Each entry below must be repeated word for word.
━━━━━ MATERIALS PROVIDED
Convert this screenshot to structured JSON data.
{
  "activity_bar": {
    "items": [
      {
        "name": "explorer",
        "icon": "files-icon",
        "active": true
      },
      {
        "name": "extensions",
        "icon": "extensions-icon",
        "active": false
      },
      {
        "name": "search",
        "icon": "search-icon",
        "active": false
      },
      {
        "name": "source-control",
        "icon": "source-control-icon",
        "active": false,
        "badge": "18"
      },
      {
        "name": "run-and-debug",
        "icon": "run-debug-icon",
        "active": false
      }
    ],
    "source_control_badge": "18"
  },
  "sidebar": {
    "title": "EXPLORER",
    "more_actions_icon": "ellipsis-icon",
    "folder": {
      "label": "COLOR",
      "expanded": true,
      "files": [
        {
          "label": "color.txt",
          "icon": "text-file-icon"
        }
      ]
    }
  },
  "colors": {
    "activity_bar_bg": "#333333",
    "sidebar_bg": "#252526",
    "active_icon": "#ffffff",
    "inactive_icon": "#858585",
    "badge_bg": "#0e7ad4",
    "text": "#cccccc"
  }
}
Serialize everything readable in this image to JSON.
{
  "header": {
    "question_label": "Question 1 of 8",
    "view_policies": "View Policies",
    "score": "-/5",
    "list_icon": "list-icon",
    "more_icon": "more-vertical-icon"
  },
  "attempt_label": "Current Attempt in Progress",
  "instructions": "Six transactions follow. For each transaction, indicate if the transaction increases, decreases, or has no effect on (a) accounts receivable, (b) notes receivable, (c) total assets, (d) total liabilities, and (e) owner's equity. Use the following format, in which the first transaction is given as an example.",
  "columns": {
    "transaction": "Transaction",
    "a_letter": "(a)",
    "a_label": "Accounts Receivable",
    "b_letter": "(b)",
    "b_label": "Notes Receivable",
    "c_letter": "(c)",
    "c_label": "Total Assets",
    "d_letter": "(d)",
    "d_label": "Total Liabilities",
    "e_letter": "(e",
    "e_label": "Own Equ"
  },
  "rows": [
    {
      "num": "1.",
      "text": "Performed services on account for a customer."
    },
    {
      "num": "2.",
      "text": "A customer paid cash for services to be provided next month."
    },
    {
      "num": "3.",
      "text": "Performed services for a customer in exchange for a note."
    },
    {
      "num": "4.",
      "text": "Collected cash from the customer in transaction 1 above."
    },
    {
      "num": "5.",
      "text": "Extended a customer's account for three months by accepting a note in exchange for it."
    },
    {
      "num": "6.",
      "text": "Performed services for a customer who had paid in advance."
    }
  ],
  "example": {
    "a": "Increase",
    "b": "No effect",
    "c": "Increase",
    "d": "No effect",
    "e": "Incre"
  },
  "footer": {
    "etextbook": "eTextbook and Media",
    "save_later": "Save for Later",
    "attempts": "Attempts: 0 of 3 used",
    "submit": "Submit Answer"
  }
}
━━━━━━━━━━
* _RESPONSE_:
Convert this screenshot to structured JSON data.
{
  "activity_bar": {
    "items": [
      {
        "name": "explorer",
        "icon": "files-icon",
        "active": true
      },
      {
        "name": "extensions",
        "icon": "extensions-icon",
        "active": false
      },
      {
        "name": "search",
        "icon": "search-icon",
        "active": false
      },
      {
        "name": "source-control",
        "icon": "source-control-icon",
        "active": false,
        "badge": "18"
      },
      {
        "name": "run-and-debug",
        "icon": "run-debug-icon",
        "active": false
      }
    ],
    "source_control_badge": "18"
  },
  "sidebar": {
    "title": "EXPLORER",
    "more_actions_icon": "ellipsis-icon",
    "folder": {
      "label": "COLOR",
      "expanded": true,
      "files": [
        {
          "label": "color.txt",
          "icon": "text-file-icon"
        }
      ]
    }
  },
  "colors": {
    "activity_bar_bg": "#333333",
    "sidebar_bg": "#252526",
    "active_icon": "#ffffff",
    "inactive_icon": "#858585",
    "badge_bg": "#0e7ad4",
    "text": "#cccccc"
  }
}
Serialize everything readable in this image to JSON.
{
  "header": {
    "question_label": "Question 1 of 8",
    "view_policies": "View Policies",
    "score": "-/5",
    "list_icon": "list-icon",
    "more_icon": "more-vertical-icon"
  },
  "attempt_label": "Current Attempt in Progress",
  "instructions": "Six transactions follow. For each transaction, indicate if the transaction increases, decreases, or has no effect on (a) accounts receivable, (b) notes receivable, (c) total assets, (d) total liabilities, and (e) owner's equity. Use the following format, in which the first transaction is given as an example.",
  "columns": {
    "transaction": "Transaction",
    "a_letter": "(a)",
    "a_label": "Accounts Receivable",
    "b_letter": "(b)",
    "b_label": "Notes Receivable",
    "c_letter": "(c)",
    "c_label": "Total Assets",
    "d_letter": "(d)",
    "d_label": "Total Liabilities",
    "e_letter": "(e",
    "e_label": "Own Equ"
  },
  "rows": [
    {
      "num": "1.",
      "text": "Performed services on account for a customer."
    },
    {
      "num": "2.",
      "text": "A customer paid cash for services to be provided next month."
    },
    {
      "num": "3.",
      "text": "Performed services for a customer in exchange for a note."
    },
    {
      "num": "4.",
      "text": "Collected cash from the customer in transaction 1 above."
    },
    {
      "num": "5.",
      "text": "Extended a customer's account for three months by accepting a note in exchange for it."
    },
    {
      "num": "6.",
      "text": "Performed services for a customer who had paid in advance."
    }
  ],
  "example": {
    "a": "Increase",
    "b": "No effect",
    "c": "Increase",
    "d": "No effect",
    "e": "Incre"
  },
  "footer": {
    "etextbook": "eTextbook and Media",
    "save_later": "Save for Later",
    "attempts": "Attempts: 0 of 3 used",
    "submit": "Submit Answer"
  }
}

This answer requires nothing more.